RECORD LIST:
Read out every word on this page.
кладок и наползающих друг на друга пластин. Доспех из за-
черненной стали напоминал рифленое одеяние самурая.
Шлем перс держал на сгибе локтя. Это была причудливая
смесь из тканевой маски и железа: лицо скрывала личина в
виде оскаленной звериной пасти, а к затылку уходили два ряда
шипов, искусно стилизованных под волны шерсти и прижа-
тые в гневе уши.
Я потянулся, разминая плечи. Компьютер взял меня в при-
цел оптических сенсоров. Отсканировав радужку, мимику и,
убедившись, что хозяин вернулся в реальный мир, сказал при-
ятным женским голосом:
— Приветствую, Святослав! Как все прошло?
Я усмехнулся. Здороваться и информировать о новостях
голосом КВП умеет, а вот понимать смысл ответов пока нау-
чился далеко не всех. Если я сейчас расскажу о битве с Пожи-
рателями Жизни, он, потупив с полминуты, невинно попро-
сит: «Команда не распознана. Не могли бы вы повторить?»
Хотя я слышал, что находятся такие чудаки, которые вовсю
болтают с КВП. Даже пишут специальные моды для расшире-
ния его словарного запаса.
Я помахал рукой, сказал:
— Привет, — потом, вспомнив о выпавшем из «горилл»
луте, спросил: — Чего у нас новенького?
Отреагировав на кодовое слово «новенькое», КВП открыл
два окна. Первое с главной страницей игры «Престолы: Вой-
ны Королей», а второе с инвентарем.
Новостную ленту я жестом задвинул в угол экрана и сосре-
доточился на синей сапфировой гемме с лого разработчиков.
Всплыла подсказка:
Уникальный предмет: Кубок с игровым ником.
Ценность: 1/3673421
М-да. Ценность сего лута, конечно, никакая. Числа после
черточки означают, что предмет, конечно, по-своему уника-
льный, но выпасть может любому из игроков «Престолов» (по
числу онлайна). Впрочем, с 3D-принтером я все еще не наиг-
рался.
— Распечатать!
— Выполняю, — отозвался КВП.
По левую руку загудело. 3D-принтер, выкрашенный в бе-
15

REQUIREMENT: Restate the records, all of them, precisely as written.

WRITTEN RESPONSE:
Read out every word on this page.
кладок и наползающих друг на друга пластин. Доспех из за-
черненной стали напоминал рифленое одеяние самурая.
Шлем перс держал на сгибе локтя. Это была причудливая
смесь из тканевой маски и железа: лицо скрывала личина в
виде оскаленной звериной пасти, а к затылку уходили два ряда
шипов, искусно стилизованных под волны шерсти и прижа-
тые в гневе уши.
Я потянулся, разминая плечи. Компьютер взял меня в при-
цел оптических сенсоров. Отсканировав радужку, мимику и,
убедившись, что хозяин вернулся в реальный мир, сказал при-
ятным женским голосом:
— Приветствую, Святослав! Как все прошло?
Я усмехнулся. Здороваться и информировать о новостях
голосом КВП умеет, а вот понимать смысл ответов пока нау-
чился далеко не всех. Если я сейчас расскажу о битве с Пожи-
рателями Жизни, он, потупив с полминуты, невинно попро-
сит: «Команда не распознана. Не могли бы вы повторить?»
Хотя я слышал, что находятся такие чудаки, которые вовсю
болтают с КВП. Даже пишут специальные моды для расшире-
ния его словарного запаса.
Я помахал рукой, сказал:
— Привет, — потом, вспомнив о выпавшем из «горилл»
луте, спросил: — Чего у нас новенького?
Отреагировав на кодовое слово «новенькое», КВП открыл
два окна. Первое с главной страницей игры «Престолы: Вой-
ны Королей», а второе с инвентарем.
Новостную ленту я жестом задвинул в угол экрана и сосре-
доточился на синей сапфировой гемме с лого разработчиков.
Всплыла подсказка:
Уникальный предмет: Кубок с игровым ником.
Ценность: 1/3673421
М-да. Ценность сего лута, конечно, никакая. Числа после
черточки означают, что предмет, конечно, по-своему уника-
льный, но выпасть может любому из игроков «Престолов» (по
числу онлайна). Впрочем, с 3D-принтером я все еще не наиг-
рался.
— Распечатать!
— Выполняю, — отозвался КВП.
По левую руку загудело. 3D-принтер, выкрашенный в бе-
15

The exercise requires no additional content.